(Chart and figure data)
**********

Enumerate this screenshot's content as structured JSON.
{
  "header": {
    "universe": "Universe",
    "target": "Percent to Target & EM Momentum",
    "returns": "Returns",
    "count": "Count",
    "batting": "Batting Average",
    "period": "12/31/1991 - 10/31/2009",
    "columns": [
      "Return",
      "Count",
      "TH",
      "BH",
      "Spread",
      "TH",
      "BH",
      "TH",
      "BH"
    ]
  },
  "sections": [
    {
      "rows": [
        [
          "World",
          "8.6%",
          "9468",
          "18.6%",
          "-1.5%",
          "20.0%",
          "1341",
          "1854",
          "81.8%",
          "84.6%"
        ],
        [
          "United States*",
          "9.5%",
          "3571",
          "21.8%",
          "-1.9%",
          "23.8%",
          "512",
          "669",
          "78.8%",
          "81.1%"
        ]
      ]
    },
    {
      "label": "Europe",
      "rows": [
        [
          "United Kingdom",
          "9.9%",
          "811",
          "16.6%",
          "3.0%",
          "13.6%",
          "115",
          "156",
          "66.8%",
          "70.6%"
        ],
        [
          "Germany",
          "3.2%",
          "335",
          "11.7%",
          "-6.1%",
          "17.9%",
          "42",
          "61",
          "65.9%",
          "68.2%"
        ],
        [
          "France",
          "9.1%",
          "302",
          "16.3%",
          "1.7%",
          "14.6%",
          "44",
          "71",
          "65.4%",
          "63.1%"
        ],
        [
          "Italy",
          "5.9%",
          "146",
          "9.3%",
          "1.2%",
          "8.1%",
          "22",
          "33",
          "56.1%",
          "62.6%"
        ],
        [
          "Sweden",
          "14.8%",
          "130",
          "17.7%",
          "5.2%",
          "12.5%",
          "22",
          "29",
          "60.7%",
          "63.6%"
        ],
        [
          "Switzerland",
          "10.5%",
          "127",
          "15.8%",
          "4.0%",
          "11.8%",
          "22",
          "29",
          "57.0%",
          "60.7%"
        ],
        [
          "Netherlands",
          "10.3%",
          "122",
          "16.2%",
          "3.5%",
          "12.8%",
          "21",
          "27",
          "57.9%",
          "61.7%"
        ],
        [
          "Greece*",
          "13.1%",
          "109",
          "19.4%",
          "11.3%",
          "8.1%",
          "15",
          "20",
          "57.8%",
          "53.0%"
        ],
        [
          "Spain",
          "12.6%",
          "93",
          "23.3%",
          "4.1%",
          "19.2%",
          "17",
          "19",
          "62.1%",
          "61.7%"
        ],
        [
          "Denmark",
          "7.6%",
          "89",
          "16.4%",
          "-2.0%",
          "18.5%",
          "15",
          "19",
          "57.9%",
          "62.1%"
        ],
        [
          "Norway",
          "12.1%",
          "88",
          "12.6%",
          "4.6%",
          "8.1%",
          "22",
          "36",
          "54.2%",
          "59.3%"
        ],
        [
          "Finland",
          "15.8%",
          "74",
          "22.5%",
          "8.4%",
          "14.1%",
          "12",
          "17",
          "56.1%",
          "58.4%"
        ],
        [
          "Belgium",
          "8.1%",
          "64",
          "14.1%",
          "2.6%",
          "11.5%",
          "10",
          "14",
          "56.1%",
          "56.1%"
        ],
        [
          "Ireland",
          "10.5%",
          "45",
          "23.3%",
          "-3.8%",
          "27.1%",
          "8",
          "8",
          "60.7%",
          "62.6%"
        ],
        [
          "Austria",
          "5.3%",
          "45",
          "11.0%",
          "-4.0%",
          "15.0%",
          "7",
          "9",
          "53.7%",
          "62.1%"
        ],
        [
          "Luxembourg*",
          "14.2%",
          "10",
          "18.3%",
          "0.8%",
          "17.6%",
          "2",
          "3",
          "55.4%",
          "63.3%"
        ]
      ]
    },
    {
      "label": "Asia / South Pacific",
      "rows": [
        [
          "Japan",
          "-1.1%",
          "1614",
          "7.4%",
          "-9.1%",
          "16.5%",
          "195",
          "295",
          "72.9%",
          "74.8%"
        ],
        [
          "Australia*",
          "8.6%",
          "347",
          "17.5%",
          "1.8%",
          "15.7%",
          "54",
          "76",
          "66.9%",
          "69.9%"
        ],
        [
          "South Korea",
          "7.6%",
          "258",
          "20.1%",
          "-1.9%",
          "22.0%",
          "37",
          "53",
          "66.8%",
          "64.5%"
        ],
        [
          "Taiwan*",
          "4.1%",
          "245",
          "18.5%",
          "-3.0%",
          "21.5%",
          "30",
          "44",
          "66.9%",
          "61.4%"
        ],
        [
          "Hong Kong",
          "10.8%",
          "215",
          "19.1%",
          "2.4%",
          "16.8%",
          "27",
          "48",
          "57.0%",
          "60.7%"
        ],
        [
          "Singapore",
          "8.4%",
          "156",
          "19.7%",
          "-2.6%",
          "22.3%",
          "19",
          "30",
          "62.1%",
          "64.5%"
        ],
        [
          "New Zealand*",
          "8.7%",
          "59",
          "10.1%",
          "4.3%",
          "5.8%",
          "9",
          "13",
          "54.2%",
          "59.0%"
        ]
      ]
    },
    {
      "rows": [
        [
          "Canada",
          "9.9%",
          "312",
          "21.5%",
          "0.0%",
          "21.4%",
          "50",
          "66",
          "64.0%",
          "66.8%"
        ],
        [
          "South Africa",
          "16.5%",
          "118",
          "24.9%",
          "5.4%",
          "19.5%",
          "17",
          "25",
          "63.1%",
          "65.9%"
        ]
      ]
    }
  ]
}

**********

> _Your task_
Make an exact copy of the material above.

> _Response_
Enumerate this screenshot's content as structured JSON.
{
  "header": {
    "universe": "Universe",
    "target": "Percent to Target & EM Momentum",
    "returns": "Returns",
    "count": "Count",
    "batting": "Batting Average",
    "period": "12/31/1991 - 10/31/2009",
    "columns": [
      "Return",
      "Count",
      "TH",
      "BH",
      "Spread",
      "TH",
      "BH",
      "TH",
      "BH"
    ]
  },
  "sections": [
    {
      "rows": [
        [
          "World",
          "8.6%",
          "9468",
          "18.6%",
          "-1.5%",
          "20.0%",
          "1341",
          "1854",
          "81.8%",
          "84.6%"
        ],
        [
          "United States*",
          "9.5%",
          "3571",
          "21.8%",
          "-1.9%",
          "23.8%",
          "512",
          "669",
          "78.8%",
          "81.1%"
        ]
      ]
    },
    {
      "label": "Europe",
      "rows": [
        [
          "United Kingdom",
          "9.9%",
          "811",
          "16.6%",
          "3.0%",
          "13.6%",
          "115",
          "156",
          "66.8%",
          "70.6%"
        ],
        [
          "Germany",
          "3.2%",
          "335",
          "11.7%",
          "-6.1%",
          "17.9%",
          "42",
          "61",
          "65.9%",
          "68.2%"
        ],
        [
          "France",
          "9.1%",
          "302",
          "16.3%",
          "1.7%",
          "14.6%",
          "44",
          "71",
          "65.4%",
          "63.1%"
        ],
        [
          "Italy",
          "5.9%",
          "146",
          "9.3%",
          "1.2%",
          "8.1%",
          "22",
          "33",
          "56.1%",
          "62.6%"
        ],
        [
          "Sweden",
          "14.8%",
          "130",
          "17.7%",
          "5.2%",
          "12.5%",
          "22",
          "29",
          "60.7%",
          "63.6%"
        ],
        [
          "Switzerland",
          "10.5%",
          "127",
          "15.8%",
          "4.0%",
          "11.8%",
          "22",
          "29",
          "57.0%",
          "60.7%"
        ],
        [
          "Netherlands",
          "10.3%",
          "122",
          "16.2%",
          "3.5%",
          "12.8%",
          "21",
          "27",
          "57.9%",
          "61.7%"
        ],
        [
          "Greece*",
          "13.1%",
          "109",
          "19.4%",
          "11.3%",
          "8.1%",
          "15",
          "20",
          "57.8%",
          "53.0%"
        ],
        [
          "Spain",
          "12.6%",
          "93",
          "23.3%",
          "4.1%",
          "19.2%",
          "17",
          "19",
          "62.1%",
          "61.7%"
        ],
        [
          "Denmark",
          "7.6%",
          "89",
          "16.4%",
          "-2.0%",
          "18.5%",
          "15",
          "19",
          "57.9%",
          "62.1%"
        ],
        [
          "Norway",
          "12.1%",
          "88",
          "12.6%",
          "4.6%",
          "8.1%",
          "22",
          "36",
          "54.2%",
          "59.3%"
        ],
        [
          "Finland",
          "15.8%",
          "74",
          "22.5%",
          "8.4%",
          "14.1%",
          "12",
          "17",
          "56.1%",
          "58.4%"
        ],
        [
          "Belgium",
          "8.1%",
          "64",
          "14.1%",
          "2.6%",
          "11.5%",
          "10",
          "14",
          "56.1%",
          "56.1%"
        ],
        [
          "Ireland",
          "10.5%",
          "45",
          "23.3%",
          "-3.8%",
          "27.1%",
          "8",
          "8",
          "60.7%",
          "62.6%"
        ],
        [
          "Austria",
          "5.3%",
          "45",
          "11.0%",
          "-4.0%",
          "15.0%",
          "7",
          "9",
          "53.7%",
          "62.1%"
        ],
        [
          "Luxembourg*",
          "14.2%",
          "10",
          "18.3%",
          "0.8%",
          "17.6%",
          "2",
          "3",
          "55.4%",
          "63.3%"
        ]
      ]
    },
    {
      "label": "Asia / South Pacific",
      "rows": [
        [
          "Japan",
          "-1.1%",
          "1614",
          "7.4%",
          "-9.1%",
          "16.5%",
          "195",
          "295",
          "72.9%",
          "74.8%"
        ],
        [
          "Australia*",
          "8.6%",
          "347",
          "17.5%",
          "1.8%",
          "15.7%",
          "54",
          "76",
          "66.9%",
          "69.9%"
        ],
        [
          "South Korea",
          "7.6%",
          "258",
          "20.1%",
          "-1.9%",
          "22.0%",
          "37",
          "53",
          "66.8%",
          "64.5%"
        ],
        [
          "Taiwan*",
          "4.1%",
          "245",
          "18.5%",
          "-3.0%",
          "21.5%",
          "30",
          "44",
          "66.9%",
          "61.4%"
        ],
        [
          "Hong Kong",
          "10.8%",
          "215",
          "19.1%",
          "2.4%",
          "16.8%",
          "27",
          "48",
          "57.0%",
          "60.7%"
        ],
        [
          "Singapore",
          "8.4%",
          "156",
          "19.7%",
          "-2.6%",
          "22.3%",
          "19",
          "30",
          "62.1%",
          "64.5%"
        ],
        [
          "New Zealand*",
          "8.7%",
          "59",
          "10.1%",
          "4.3%",
          "5.8%",
          "9",
          "13",
          "54.2%",
          "59.0%"
        ]
      ]
    },
    {
      "rows": [
        [
          "Canada",
          "9.9%",
          "312",
          "21.5%",
          "0.0%",
          "21.4%",
          "50",
          "66",
          "64.0%",
          "66.8%"
        ],
        [
          "South Africa",
          "16.5%",
          "118",
          "24.9%",
          "5.4%",
          "19.5%",
          "17",
          "25",
          "63.1%",
          "65.9%"
        ]
      ]
    }
  ]
}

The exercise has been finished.